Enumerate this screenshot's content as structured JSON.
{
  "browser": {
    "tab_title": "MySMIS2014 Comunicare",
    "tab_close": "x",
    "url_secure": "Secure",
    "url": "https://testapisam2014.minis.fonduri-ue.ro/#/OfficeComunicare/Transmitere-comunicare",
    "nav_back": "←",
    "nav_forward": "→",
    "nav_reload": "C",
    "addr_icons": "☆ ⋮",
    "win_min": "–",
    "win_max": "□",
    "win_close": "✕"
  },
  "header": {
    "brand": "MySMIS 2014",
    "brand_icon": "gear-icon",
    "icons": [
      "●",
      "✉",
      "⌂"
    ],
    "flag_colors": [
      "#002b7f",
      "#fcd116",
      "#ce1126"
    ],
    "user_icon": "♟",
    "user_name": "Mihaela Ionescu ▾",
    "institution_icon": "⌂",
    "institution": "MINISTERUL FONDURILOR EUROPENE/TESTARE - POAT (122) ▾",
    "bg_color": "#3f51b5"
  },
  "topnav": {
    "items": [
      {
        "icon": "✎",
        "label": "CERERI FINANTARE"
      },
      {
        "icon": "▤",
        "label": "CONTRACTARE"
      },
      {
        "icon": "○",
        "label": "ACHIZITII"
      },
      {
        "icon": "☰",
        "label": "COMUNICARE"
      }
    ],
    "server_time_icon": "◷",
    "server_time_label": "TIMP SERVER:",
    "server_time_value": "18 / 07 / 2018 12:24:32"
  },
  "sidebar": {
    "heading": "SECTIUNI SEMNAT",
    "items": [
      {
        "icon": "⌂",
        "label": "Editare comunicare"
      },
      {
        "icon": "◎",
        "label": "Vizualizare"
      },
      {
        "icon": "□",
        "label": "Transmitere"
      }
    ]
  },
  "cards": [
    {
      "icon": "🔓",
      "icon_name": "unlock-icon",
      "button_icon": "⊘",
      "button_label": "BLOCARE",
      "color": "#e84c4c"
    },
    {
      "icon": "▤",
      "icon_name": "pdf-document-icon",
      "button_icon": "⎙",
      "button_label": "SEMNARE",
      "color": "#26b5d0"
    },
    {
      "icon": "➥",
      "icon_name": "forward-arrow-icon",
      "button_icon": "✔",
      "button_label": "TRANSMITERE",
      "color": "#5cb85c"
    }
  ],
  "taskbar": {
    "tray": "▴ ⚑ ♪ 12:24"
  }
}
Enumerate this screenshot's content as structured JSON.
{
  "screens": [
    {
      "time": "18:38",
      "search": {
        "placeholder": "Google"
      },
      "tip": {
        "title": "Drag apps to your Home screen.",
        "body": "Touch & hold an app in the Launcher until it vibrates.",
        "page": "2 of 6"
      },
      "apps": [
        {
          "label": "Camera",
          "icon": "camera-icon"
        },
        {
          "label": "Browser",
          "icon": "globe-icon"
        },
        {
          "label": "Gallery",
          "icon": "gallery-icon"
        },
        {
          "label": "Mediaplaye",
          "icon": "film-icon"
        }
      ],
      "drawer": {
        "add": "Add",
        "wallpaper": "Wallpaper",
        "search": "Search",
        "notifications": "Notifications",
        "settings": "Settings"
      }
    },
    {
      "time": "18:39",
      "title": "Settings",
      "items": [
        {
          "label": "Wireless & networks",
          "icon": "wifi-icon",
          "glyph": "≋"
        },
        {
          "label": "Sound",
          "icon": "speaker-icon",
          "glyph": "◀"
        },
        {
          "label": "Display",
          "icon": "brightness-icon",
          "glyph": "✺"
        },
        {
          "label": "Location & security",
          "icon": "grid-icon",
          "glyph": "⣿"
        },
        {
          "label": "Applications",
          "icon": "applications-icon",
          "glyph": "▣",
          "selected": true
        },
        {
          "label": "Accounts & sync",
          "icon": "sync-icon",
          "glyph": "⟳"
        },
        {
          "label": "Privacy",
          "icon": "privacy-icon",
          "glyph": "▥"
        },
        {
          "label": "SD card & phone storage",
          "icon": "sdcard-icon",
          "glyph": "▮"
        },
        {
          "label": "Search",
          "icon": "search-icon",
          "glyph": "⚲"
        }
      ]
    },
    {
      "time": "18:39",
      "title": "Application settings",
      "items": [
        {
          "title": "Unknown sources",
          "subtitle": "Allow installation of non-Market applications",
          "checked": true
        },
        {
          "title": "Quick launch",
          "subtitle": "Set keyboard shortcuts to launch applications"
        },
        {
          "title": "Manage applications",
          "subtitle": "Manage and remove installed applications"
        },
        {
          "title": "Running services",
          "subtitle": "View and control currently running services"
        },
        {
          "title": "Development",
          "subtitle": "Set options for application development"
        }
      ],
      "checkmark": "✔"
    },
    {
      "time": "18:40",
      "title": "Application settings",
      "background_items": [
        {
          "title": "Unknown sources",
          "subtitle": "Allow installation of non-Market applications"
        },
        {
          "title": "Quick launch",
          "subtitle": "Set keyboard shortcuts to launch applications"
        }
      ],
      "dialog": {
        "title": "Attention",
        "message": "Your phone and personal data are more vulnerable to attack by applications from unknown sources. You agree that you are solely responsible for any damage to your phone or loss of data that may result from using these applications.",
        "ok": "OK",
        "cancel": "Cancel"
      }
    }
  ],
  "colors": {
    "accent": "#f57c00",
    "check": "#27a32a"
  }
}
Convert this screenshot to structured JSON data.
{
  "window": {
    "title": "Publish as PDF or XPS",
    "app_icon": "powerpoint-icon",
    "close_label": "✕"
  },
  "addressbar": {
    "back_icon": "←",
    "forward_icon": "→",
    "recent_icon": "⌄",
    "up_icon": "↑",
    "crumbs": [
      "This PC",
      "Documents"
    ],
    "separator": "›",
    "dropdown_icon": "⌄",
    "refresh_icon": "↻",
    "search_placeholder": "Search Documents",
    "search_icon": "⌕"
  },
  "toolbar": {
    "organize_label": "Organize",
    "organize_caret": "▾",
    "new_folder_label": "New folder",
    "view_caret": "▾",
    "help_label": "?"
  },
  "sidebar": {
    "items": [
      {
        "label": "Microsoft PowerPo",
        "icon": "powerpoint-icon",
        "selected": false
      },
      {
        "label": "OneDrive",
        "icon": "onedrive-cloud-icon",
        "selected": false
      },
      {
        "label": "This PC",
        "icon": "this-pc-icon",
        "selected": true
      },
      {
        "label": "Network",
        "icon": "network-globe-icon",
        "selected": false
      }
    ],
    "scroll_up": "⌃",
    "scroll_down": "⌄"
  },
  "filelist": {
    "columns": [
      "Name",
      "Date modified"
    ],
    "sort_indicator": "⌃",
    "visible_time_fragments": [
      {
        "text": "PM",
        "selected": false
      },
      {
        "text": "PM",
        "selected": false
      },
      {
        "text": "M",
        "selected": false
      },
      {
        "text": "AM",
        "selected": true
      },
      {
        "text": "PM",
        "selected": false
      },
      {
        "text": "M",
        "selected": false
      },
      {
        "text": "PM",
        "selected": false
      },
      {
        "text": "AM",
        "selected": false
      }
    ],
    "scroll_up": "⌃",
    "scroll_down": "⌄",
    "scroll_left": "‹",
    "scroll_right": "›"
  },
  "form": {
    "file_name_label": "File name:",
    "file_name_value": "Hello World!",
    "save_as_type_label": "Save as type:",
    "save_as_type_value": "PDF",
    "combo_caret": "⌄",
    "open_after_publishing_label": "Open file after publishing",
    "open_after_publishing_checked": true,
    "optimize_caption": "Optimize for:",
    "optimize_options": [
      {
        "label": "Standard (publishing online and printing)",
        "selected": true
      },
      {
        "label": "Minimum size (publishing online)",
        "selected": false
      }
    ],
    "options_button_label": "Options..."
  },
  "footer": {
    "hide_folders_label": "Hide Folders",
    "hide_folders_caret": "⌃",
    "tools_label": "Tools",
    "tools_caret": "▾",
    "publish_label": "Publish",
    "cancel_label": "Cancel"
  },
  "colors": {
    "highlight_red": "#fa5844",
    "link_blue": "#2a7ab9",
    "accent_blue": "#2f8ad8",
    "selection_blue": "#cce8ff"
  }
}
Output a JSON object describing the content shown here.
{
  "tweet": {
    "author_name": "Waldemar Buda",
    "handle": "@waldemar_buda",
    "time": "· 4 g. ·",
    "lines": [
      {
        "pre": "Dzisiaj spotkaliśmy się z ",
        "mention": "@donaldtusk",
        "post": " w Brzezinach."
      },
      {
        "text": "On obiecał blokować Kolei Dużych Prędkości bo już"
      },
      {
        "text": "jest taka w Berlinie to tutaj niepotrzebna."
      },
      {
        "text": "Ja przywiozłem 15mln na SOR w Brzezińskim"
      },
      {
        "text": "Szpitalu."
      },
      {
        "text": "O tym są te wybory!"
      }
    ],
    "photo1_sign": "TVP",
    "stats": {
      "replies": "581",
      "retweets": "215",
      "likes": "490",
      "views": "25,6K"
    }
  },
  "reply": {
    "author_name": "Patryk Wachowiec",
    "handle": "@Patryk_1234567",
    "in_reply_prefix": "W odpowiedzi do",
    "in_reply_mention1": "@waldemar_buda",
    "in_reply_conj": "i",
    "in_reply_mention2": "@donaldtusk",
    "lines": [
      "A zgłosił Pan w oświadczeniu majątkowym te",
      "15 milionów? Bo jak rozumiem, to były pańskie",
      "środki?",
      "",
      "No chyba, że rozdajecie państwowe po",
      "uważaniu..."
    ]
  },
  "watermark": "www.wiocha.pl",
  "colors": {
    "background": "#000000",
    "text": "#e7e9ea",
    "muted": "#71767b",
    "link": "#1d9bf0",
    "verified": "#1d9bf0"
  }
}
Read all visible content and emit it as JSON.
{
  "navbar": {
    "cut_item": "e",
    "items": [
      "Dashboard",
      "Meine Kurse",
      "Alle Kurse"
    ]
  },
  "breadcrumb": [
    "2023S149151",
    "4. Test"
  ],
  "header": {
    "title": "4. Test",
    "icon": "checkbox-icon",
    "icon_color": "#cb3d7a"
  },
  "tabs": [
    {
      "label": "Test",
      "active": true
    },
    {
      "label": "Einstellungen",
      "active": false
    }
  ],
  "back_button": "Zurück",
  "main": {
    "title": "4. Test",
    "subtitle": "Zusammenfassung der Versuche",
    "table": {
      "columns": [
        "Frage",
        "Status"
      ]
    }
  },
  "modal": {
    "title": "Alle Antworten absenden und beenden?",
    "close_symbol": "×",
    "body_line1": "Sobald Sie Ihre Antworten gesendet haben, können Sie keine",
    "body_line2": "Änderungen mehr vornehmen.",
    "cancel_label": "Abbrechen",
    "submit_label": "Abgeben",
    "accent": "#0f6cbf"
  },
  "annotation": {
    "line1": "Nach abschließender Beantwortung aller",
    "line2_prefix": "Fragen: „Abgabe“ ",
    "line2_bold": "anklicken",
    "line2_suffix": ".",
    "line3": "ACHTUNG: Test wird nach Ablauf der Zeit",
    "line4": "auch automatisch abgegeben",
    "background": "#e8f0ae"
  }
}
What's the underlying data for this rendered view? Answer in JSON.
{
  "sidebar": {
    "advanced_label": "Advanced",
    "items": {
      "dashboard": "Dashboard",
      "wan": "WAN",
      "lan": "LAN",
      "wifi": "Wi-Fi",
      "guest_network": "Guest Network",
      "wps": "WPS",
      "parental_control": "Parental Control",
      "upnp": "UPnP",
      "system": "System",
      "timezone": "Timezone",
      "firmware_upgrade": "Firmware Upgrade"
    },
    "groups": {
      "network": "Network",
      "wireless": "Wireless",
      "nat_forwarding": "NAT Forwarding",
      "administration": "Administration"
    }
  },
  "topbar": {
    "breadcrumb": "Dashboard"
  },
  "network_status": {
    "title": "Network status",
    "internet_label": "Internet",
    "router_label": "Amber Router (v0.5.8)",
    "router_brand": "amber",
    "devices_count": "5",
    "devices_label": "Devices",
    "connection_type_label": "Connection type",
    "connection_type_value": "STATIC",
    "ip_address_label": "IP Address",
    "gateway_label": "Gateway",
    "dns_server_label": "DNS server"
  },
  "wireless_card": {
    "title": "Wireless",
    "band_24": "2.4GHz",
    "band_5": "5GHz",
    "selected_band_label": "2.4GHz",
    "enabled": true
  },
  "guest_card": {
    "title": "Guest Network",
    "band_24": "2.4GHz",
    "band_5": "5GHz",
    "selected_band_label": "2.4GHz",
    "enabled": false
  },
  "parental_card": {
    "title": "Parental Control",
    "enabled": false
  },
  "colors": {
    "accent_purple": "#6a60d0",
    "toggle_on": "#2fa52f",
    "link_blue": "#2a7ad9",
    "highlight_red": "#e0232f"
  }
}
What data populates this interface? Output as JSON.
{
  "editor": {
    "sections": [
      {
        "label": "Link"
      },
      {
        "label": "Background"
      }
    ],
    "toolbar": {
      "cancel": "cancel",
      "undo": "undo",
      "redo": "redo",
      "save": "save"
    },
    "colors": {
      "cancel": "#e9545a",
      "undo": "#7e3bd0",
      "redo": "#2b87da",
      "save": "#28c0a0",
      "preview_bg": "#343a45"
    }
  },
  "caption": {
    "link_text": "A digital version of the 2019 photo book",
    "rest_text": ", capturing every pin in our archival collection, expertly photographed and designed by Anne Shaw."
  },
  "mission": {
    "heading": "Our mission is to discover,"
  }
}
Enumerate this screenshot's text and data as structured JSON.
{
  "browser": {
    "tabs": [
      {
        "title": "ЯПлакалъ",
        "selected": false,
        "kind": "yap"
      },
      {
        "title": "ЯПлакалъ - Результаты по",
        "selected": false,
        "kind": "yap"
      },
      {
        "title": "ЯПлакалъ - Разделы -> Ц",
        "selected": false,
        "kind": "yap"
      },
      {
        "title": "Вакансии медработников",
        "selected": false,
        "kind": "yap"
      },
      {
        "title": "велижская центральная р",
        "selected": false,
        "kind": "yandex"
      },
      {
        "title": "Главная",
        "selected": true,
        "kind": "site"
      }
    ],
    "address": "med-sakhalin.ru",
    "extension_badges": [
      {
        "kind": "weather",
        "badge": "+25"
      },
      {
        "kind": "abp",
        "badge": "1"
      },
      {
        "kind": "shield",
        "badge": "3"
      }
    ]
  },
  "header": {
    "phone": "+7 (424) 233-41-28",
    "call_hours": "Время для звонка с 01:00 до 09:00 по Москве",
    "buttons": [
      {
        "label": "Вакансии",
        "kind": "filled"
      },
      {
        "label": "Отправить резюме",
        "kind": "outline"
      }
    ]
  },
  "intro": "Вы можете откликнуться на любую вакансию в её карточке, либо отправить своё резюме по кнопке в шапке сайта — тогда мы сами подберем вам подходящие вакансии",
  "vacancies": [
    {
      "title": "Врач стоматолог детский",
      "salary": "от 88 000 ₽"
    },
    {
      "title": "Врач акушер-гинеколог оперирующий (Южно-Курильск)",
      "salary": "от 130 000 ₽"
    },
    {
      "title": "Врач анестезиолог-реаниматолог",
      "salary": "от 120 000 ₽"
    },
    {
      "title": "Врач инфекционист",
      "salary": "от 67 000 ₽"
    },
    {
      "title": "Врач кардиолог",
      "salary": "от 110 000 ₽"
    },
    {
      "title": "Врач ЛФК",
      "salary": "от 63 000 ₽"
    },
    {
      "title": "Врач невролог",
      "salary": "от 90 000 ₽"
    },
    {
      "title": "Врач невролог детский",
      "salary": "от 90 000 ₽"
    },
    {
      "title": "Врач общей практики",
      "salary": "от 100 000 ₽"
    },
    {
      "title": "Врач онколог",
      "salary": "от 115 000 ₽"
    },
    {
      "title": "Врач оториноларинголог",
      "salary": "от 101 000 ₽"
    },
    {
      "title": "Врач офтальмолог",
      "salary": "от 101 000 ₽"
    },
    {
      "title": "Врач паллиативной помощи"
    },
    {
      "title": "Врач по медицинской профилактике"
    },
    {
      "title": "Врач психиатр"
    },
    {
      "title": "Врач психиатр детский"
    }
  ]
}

----

THE REQUEST
Going through the entries above line by line, work out how many lines include the word "психиатр". Only the number is required.

OUTPUT FOR THIS EXERCISE
2